- _TO DO_:
Update everything from the line containing "Give bounding boxes" down to the line containing "list-item-text: El creciente", both included, by changing "page-header" to "running-header" and leaving all else as it is. Return only those lines.

Element location data

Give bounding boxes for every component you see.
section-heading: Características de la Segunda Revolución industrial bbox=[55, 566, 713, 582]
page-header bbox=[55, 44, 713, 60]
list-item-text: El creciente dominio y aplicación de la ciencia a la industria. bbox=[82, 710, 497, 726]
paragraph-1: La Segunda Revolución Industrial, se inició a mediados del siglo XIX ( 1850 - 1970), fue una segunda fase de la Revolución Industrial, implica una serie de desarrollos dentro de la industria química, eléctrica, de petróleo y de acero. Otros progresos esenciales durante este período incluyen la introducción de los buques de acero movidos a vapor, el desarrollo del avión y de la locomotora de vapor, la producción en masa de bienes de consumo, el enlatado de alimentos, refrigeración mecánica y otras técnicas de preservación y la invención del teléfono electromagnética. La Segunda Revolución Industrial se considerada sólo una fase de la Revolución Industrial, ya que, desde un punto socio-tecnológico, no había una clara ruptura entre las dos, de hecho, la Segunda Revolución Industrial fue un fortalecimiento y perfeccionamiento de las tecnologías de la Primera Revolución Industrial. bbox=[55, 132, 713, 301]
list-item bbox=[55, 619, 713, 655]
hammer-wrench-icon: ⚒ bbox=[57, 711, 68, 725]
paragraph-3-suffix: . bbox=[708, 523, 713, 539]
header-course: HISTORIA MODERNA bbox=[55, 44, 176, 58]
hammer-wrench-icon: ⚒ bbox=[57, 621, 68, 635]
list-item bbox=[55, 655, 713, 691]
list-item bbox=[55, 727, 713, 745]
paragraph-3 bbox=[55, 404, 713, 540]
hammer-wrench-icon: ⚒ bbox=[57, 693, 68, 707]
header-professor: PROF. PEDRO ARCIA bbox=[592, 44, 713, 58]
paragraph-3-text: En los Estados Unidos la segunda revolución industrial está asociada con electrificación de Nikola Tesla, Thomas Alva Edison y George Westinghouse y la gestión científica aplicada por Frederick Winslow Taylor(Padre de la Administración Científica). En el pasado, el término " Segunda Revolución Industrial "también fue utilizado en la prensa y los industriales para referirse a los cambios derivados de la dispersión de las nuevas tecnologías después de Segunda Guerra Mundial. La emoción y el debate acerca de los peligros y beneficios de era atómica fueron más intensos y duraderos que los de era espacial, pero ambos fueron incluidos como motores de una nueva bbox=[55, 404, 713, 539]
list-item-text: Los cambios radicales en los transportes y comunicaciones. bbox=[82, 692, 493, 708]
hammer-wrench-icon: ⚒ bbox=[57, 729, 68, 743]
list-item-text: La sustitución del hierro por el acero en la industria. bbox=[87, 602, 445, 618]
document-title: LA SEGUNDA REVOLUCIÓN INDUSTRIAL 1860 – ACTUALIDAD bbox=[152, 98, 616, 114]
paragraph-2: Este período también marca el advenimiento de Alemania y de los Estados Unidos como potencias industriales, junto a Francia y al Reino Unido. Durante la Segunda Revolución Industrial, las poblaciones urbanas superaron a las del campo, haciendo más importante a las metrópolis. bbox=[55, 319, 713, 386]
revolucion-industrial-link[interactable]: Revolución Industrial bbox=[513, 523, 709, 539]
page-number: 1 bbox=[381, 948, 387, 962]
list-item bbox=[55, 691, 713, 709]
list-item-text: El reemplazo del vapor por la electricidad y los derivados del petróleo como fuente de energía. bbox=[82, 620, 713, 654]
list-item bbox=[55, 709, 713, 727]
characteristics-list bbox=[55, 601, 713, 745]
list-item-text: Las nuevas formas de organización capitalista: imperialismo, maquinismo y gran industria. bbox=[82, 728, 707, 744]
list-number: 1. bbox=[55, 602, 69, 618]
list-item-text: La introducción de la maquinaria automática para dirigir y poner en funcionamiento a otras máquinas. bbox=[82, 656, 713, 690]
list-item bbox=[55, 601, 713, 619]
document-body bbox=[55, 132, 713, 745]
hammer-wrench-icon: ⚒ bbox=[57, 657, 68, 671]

---

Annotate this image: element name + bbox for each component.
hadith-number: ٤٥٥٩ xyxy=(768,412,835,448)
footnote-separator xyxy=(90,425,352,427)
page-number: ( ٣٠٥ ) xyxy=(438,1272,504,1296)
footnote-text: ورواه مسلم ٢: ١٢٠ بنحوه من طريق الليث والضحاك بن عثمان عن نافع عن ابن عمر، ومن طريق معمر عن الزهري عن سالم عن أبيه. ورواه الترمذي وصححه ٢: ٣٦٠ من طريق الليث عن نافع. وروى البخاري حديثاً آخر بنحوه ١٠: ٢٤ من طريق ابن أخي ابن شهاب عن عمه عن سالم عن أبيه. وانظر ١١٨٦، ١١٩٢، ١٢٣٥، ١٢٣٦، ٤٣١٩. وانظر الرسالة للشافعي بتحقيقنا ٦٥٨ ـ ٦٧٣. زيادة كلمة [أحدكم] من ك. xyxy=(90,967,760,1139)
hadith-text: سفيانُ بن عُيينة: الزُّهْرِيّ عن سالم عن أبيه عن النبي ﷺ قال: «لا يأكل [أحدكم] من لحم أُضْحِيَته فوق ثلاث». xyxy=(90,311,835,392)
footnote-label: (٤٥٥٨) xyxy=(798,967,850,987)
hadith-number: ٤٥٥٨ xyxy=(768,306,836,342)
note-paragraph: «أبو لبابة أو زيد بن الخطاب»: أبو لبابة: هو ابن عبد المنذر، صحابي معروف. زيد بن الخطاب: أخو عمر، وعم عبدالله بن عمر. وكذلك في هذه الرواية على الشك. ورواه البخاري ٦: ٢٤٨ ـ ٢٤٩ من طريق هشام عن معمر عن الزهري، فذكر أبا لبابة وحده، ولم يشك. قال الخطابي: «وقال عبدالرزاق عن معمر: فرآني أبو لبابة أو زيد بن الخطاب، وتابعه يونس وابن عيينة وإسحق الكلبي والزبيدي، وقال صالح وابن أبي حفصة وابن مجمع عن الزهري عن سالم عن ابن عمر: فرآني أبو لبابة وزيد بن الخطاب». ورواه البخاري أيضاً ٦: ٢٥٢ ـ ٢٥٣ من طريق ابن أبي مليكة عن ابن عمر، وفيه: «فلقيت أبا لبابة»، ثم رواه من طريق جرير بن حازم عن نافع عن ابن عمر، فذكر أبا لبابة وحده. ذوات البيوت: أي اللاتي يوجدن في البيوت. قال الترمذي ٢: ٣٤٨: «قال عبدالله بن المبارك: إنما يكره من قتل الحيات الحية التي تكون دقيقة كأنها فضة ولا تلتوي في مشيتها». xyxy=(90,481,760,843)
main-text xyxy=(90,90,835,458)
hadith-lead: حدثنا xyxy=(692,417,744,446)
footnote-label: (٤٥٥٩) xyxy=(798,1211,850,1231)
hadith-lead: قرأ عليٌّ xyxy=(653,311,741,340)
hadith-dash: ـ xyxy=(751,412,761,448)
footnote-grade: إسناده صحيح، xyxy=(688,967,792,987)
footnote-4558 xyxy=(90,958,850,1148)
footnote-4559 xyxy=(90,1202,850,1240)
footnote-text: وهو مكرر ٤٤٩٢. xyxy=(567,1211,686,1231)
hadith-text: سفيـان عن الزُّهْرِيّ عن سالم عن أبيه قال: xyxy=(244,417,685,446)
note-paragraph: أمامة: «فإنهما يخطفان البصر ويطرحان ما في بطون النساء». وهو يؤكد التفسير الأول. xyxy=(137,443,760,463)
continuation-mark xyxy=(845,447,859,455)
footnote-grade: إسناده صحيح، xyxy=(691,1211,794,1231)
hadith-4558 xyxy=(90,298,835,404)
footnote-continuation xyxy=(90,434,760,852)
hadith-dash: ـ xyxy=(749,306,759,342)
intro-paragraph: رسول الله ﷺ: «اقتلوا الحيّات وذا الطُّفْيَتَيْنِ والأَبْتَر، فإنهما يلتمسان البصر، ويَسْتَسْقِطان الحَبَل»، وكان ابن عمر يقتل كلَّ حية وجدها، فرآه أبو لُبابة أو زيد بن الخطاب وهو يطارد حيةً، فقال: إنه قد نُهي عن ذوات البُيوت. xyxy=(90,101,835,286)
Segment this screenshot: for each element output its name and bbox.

--

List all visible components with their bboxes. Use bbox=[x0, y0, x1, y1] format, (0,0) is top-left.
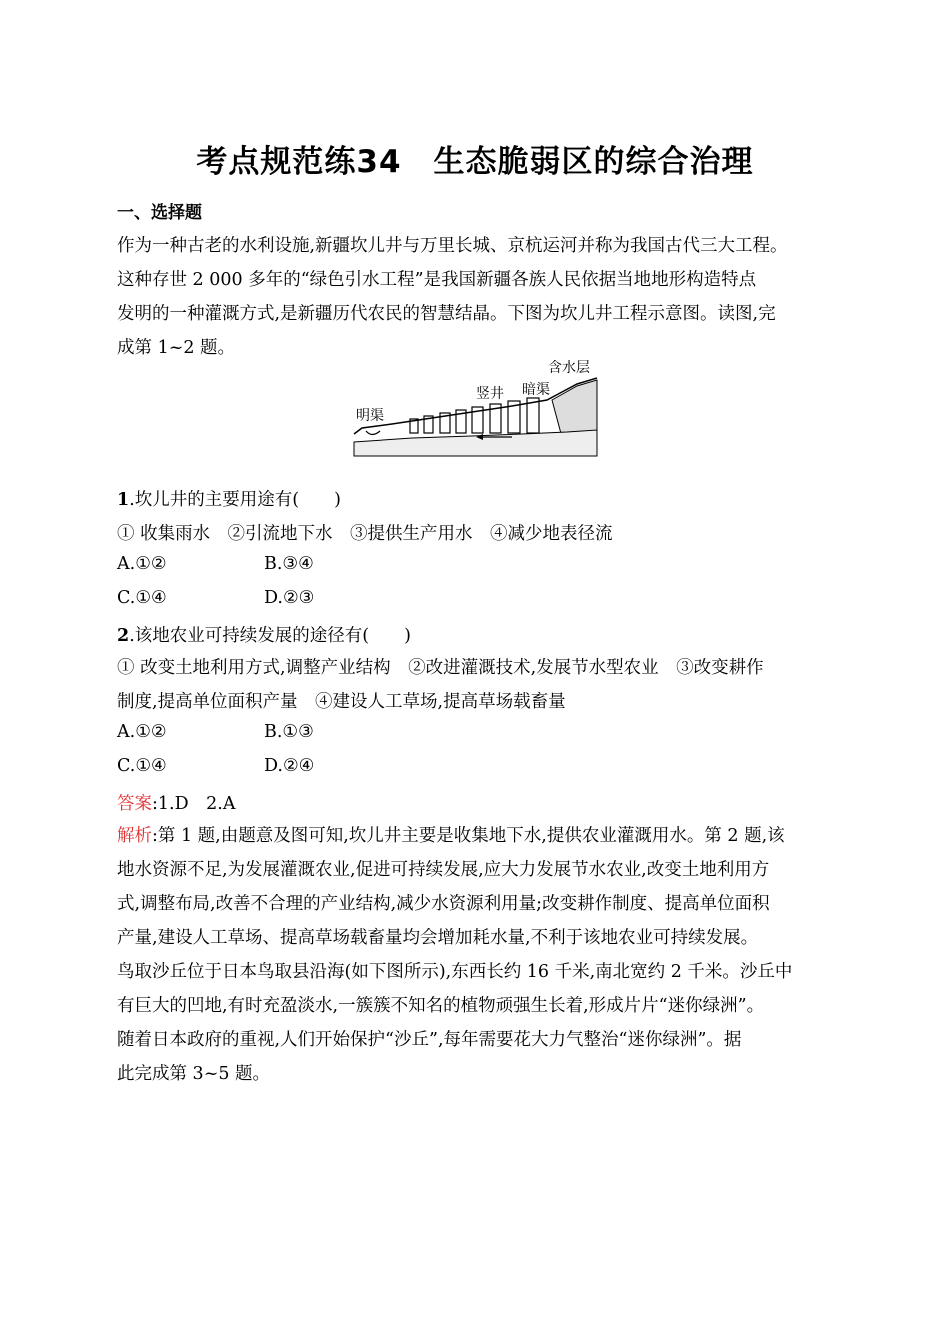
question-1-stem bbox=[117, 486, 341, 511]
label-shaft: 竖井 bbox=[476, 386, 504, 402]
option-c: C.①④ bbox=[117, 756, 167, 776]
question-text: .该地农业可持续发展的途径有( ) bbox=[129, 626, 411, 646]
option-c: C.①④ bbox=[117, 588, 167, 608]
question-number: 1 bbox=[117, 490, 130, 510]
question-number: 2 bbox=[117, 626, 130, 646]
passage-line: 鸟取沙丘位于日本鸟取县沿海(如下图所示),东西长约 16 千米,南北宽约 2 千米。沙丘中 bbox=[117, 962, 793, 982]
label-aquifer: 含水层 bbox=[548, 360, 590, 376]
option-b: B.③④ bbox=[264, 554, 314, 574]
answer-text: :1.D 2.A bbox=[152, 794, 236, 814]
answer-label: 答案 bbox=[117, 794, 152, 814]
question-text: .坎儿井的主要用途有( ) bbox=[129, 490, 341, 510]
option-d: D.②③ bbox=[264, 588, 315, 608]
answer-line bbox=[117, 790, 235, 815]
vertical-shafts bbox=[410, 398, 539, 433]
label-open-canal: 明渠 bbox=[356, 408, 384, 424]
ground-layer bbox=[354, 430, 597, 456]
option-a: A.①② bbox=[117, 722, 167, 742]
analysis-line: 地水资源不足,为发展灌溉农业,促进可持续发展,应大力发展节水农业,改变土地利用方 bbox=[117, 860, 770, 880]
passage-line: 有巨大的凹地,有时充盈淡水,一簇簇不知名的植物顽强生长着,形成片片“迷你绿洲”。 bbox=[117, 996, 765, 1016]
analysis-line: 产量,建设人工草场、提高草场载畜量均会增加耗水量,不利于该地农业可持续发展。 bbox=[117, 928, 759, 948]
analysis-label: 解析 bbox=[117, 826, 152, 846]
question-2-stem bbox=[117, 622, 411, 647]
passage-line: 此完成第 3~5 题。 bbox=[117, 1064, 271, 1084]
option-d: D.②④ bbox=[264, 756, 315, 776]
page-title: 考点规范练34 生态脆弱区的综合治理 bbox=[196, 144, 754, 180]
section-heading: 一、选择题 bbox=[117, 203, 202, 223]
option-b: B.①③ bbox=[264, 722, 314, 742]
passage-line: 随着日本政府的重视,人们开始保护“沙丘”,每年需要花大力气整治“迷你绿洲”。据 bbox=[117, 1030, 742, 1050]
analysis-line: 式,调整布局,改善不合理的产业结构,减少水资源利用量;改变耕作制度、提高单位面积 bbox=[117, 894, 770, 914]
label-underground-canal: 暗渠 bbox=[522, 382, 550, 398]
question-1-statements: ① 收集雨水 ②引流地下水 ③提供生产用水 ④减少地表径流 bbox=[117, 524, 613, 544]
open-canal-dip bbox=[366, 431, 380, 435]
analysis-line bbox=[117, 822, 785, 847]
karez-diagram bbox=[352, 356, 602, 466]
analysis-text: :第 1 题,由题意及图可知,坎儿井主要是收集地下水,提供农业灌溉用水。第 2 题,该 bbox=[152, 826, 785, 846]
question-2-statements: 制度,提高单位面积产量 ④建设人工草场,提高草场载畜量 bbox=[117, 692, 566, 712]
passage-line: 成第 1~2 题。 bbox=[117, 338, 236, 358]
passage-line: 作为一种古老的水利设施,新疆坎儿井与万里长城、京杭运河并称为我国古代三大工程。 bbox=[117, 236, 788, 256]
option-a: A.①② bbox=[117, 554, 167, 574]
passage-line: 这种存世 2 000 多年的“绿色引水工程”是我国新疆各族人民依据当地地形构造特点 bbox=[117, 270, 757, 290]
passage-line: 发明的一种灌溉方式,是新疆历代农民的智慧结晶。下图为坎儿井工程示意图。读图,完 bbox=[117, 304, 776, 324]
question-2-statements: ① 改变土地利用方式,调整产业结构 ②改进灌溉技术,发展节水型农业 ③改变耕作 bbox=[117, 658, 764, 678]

- _FINAL RESULT_:
Give bounding boxes for every component you see.
section-heading: Características de la Segunda Revolución industrial bbox=[55, 566, 713, 582]
running-header bbox=[55, 44, 713, 60]
list-item-text: El creciente dominio y aplicación de la ciencia a la industria. bbox=[82, 710, 497, 726]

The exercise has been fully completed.